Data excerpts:
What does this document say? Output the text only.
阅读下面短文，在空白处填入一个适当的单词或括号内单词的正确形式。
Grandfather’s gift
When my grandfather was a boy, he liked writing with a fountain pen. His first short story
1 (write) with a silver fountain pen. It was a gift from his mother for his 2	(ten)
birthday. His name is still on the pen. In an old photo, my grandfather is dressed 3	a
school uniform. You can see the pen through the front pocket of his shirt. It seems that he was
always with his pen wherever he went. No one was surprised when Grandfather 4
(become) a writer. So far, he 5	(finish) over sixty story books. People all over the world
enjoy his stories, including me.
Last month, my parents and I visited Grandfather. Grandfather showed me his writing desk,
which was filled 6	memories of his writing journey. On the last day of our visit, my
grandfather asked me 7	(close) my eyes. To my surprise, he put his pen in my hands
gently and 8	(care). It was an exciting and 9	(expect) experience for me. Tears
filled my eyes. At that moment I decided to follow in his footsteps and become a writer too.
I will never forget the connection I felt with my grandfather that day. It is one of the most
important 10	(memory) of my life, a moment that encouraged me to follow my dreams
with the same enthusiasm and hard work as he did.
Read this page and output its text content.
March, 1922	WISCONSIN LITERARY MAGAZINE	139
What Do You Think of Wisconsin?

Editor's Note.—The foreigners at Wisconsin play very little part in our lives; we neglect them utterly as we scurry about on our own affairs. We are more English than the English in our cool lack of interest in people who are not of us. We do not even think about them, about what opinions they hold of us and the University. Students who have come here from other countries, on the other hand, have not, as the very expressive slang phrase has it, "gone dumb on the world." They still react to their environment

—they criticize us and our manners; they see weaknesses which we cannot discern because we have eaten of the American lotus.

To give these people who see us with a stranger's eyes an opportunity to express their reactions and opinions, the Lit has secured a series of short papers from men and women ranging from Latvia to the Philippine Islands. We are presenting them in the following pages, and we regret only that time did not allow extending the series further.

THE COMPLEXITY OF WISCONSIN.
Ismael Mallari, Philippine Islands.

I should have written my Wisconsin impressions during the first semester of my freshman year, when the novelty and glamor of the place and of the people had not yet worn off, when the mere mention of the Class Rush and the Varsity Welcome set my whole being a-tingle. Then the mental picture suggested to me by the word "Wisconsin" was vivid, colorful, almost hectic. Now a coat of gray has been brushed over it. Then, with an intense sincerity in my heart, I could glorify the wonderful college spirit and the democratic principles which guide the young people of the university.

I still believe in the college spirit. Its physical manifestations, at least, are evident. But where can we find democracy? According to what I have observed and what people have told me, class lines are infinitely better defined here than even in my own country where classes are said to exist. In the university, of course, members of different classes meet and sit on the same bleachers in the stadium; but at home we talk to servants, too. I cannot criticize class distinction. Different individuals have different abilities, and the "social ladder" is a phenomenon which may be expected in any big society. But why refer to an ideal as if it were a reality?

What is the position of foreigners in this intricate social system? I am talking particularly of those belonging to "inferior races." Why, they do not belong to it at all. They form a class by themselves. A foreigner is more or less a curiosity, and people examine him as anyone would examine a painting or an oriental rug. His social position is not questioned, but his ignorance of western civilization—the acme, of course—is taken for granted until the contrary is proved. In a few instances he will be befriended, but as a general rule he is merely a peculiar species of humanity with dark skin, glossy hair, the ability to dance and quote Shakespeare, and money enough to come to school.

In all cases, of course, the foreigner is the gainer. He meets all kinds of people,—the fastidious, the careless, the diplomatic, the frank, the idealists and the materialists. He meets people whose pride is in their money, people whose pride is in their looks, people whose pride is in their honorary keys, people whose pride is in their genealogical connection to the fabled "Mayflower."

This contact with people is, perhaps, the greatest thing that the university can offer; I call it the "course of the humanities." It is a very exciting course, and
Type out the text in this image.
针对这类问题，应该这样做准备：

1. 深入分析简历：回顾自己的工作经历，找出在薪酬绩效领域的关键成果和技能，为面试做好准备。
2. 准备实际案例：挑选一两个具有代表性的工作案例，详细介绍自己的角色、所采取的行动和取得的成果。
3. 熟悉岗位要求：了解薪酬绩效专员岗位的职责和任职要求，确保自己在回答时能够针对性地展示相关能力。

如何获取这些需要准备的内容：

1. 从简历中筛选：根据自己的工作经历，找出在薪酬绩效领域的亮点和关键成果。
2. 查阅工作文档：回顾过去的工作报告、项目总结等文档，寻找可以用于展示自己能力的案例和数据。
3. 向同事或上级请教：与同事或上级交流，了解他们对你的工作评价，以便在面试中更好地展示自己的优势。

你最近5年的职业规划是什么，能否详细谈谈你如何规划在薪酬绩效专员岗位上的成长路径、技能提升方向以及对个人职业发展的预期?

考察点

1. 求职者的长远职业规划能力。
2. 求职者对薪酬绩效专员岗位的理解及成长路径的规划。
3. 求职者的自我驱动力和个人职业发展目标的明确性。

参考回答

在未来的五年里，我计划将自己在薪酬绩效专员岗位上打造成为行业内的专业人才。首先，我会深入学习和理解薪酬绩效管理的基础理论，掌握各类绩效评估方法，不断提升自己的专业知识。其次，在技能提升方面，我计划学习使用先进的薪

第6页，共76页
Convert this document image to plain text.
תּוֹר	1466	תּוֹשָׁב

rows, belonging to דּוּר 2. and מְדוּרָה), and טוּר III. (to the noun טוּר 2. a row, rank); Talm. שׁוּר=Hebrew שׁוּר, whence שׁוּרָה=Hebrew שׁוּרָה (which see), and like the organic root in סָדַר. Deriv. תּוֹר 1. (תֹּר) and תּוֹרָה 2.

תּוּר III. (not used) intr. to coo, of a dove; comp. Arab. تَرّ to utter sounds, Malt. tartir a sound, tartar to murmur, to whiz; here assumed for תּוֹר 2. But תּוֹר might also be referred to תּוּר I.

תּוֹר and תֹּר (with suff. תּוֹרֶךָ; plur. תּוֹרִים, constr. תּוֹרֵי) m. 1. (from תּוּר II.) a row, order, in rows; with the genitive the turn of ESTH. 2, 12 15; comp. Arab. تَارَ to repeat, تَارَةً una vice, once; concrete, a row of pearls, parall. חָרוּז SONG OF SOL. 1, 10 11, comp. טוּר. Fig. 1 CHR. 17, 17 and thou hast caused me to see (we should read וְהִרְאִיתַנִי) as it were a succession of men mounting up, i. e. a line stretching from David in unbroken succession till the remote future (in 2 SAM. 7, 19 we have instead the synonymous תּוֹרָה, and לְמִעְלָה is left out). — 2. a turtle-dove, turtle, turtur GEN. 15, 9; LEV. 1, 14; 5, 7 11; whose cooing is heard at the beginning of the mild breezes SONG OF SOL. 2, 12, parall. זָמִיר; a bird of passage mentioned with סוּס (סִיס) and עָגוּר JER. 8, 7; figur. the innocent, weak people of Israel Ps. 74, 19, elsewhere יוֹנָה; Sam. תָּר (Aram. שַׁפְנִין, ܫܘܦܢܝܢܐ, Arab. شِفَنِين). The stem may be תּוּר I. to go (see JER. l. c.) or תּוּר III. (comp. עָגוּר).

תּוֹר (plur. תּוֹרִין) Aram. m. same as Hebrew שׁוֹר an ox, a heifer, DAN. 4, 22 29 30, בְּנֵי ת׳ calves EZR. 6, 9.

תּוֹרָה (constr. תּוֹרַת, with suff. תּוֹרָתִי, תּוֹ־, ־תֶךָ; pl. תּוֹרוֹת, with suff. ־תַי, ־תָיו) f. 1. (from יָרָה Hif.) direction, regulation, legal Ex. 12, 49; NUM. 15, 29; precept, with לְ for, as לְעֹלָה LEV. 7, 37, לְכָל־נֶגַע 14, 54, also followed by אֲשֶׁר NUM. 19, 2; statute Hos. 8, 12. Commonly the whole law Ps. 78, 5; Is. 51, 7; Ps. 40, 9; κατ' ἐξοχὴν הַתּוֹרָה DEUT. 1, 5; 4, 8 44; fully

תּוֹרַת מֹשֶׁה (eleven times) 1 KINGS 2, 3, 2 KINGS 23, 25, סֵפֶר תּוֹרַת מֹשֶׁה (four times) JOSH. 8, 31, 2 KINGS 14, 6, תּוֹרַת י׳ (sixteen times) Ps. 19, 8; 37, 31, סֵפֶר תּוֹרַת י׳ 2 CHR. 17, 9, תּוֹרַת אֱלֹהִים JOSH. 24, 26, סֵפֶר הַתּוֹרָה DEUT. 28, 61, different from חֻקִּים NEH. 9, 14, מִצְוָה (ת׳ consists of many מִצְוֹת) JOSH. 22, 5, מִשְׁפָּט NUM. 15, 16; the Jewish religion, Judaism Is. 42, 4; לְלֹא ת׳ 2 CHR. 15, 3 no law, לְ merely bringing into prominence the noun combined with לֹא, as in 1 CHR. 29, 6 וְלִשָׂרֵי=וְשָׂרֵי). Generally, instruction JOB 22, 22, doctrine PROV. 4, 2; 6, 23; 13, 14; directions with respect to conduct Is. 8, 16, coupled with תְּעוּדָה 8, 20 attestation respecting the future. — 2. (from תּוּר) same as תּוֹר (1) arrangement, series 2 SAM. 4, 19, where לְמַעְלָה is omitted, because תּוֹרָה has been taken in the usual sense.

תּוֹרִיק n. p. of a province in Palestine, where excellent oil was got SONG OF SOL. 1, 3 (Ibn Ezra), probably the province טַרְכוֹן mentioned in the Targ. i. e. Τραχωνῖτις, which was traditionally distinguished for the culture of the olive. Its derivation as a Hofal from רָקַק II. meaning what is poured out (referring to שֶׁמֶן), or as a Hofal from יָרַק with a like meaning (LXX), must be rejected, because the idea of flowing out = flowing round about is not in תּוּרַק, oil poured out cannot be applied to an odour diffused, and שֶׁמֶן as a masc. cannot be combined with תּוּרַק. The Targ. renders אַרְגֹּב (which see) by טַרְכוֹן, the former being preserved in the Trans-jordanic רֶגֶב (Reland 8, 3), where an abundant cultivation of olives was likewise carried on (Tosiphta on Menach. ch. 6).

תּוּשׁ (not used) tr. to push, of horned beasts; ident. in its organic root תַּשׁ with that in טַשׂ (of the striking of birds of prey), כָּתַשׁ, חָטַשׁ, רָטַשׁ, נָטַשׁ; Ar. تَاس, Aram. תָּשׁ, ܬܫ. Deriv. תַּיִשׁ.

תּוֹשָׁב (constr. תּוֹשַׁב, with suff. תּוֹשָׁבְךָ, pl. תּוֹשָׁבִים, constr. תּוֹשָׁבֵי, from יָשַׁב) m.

## WORK TO COMPLETE:
Count every line in the preceding entries where the string "spirit" appears, then state only the total.

## RESPONSE:
2